** Begin Provided records **

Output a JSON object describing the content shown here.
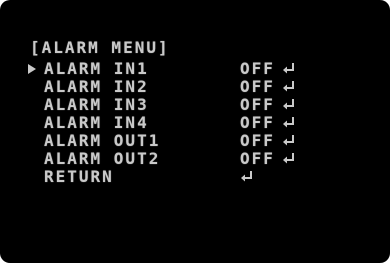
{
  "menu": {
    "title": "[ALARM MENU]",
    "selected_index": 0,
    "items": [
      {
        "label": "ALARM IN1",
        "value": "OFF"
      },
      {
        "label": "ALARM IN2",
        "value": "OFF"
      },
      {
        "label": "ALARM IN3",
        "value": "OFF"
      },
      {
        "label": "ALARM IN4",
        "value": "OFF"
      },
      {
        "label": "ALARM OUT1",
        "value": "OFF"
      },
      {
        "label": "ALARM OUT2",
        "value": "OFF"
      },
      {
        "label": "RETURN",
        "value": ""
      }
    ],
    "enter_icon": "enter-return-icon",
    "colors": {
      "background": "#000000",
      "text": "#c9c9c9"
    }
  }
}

** End Provided records **

#### Aim
In the material above, find each line that contains the word "label", and select it.

#### Answer to the task
        "label": "ALARM IN1",
        "label": "ALARM IN2",
        "label": "ALARM IN3",
        "label": "ALARM IN4",
        "label": "ALARM OUT1",
        "label": "ALARM OUT2",
        "label": "RETURN",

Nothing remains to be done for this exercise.